A block of data:

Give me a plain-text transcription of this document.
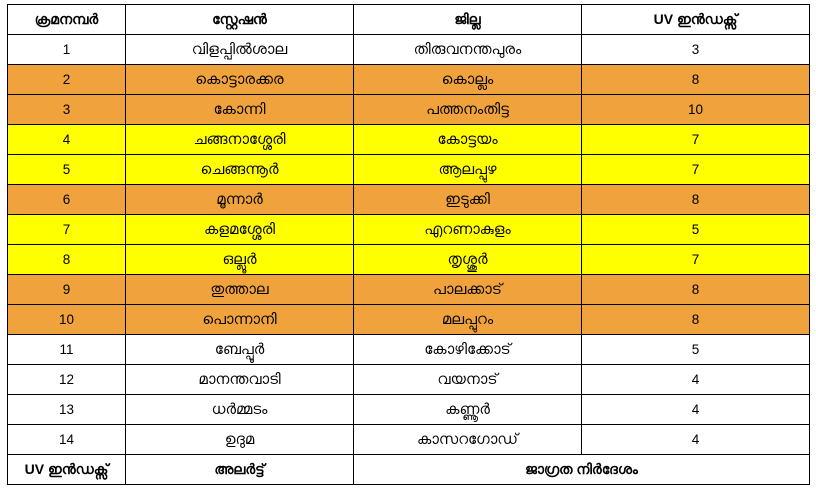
ക്രമനമ്പർ	സ്റ്റേഷൻ	ജില്ല	UV ഇൻഡക്സ്
1	വിളപ്പിൽശാല	തിരുവനന്തപുരം	3
2	കൊട്ടാരക്കര	കൊല്ലം	8
3	കോന്നി	പത്തനംതിട്ട	10
4	ചങ്ങനാശ്ശേരി	കോട്ടയം	7
5	ചെങ്ങന്നൂർ	ആലപ്പുഴ	7
6	മൂന്നാർ	ഇടുക്കി	8
7	കളമശ്ശേരി	എറണാകുളം	5
8	ഒല്ലൂർ	തൃശ്ശൂർ	7
9	തുത്താല	പാലക്കാട്	8
10	പൊന്നാനി	മലപ്പുറം	8
11	ബേപ്പൂർ	കോഴിക്കോട്	5
12	മാനന്തവാടി	വയനാട്	4
13	ധർമ്മടം	കണ്ണൂർ	4
14	ഉദുമ	കാസറഗോഡ്	4
UV ഇൻഡക്സ്	അലർട്ട്	ജാഗ്രത നിർദേശം	
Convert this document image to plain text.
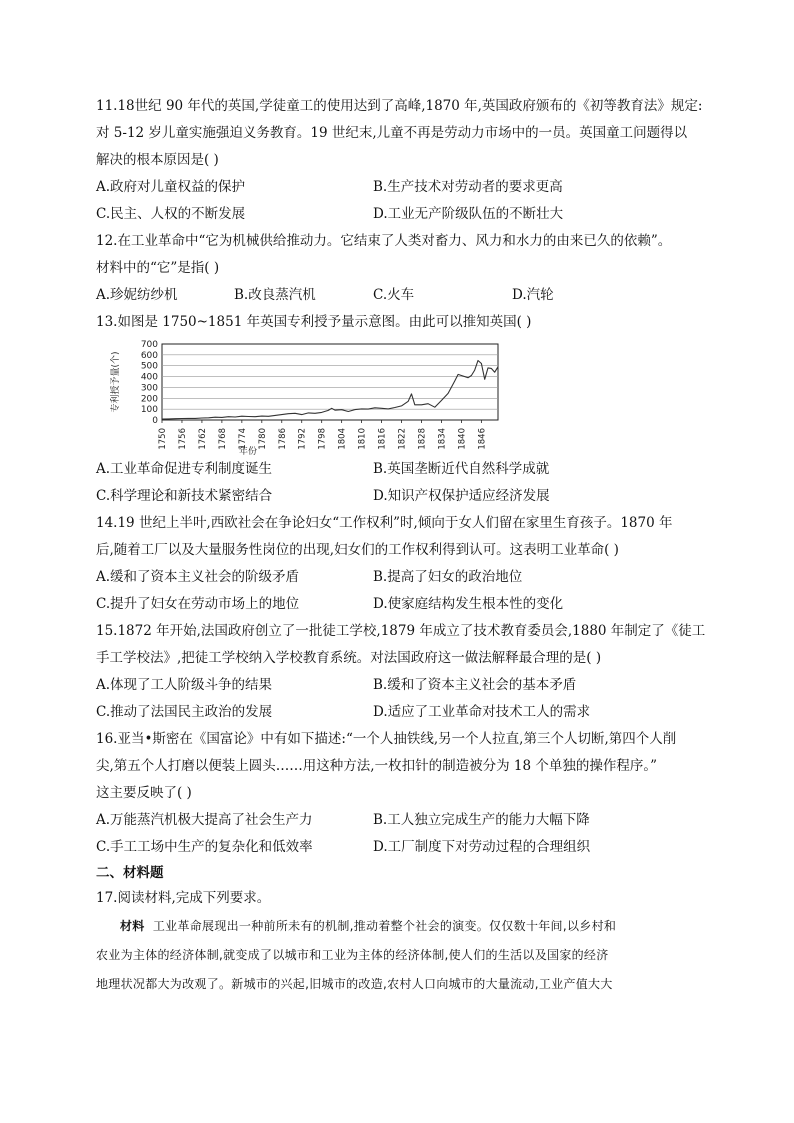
11.18世纪 90 年代的英国,学徒童工的使用达到了高峰,1870 年,英国政府颁布的《初等教育法》规定:
对 5-12 岁儿童实施强迫义务教育。19 世纪末,儿童不再是劳动力市场中的一员。英国童工问题得以
解决的根本原因是( )
A.政府对儿童权益的保护	B.生产技术对劳动者的要求更高
C.民主、人权的不断发展	D.工业无产阶级队伍的不断壮大
12.在工业革命中“它为机械供给推动力。它结束了人类对畜力、风力和水力的由来已久的依赖”。
材料中的“它”是指( )
A.珍妮纺纱机	B.改良蒸汽机	C.火车	D.汽轮
13.如图是 1750~1851 年英国专利授予量示意图。由此可以推知英国( )
0
100
200
300
400
500
600
700
1750 1756 1762 1768 1774 1780 1786 1792 1798 1804 1810 1816 1822 1828 1834 1840 1846
专利授予量(个)
年份
A.工业革命促进专利制度诞生	B.英国垄断近代自然科学成就
C.科学理论和新技术紧密结合	D.知识产权保护适应经济发展
14.19 世纪上半叶,西欧社会在争论妇女“工作权利”时,倾向于女人们留在家里生育孩子。1870 年
后,随着工厂以及大量服务性岗位的出现,妇女们的工作权利得到认可。这表明工业革命( )
A.缓和了资本主义社会的阶级矛盾	B.提高了妇女的政治地位
C.提升了妇女在劳动市场上的地位	D.使家庭结构发生根本性的变化
15.1872 年开始,法国政府创立了一批徒工学校,1879 年成立了技术教育委员会,1880 年制定了《徒工
手工学校法》,把徒工学校纳入学校教育系统。对法国政府这一做法解释最合理的是( )
A.体现了工人阶级斗争的结果	B.缓和了资本主义社会的基本矛盾
C.推动了法国民主政治的发展	D.适应了工业革命对技术工人的需求
16.亚当•斯密在《国富论》中有如下描述:“一个人抽铁线,另一个人拉直,第三个人切断,第四个人削
尖,第五个人打磨以便装上圆头……用这种方法,一枚扣针的制造被分为 18 个单独的操作程序。”
这主要反映了( )
A.万能蒸汽机极大提高了社会生产力	B.工人独立完成生产的能力大幅下降
C.手工工场中生产的复杂化和低效率	D.工厂制度下对劳动过程的合理组织
二、材料题
17.阅读材料,完成下列要求。
材料 工业革命展现出一种前所未有的机制,推动着整个社会的演变。仅仅数十年间,以乡村和
农业为主体的经济体制,就变成了以城市和工业为主体的经济体制,使人们的生活以及国家的经济
地理状况都大为改观了。新城市的兴起,旧城市的改造,农村人口向城市的大量流动,工业产值大大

- **WHAT TO PRODUCE**
Copy each line above containing the string "this".

- **RESPONSE TO THE EXERCISE**
Give me a plain-text transcription of this document.
Convert this document image to plain text.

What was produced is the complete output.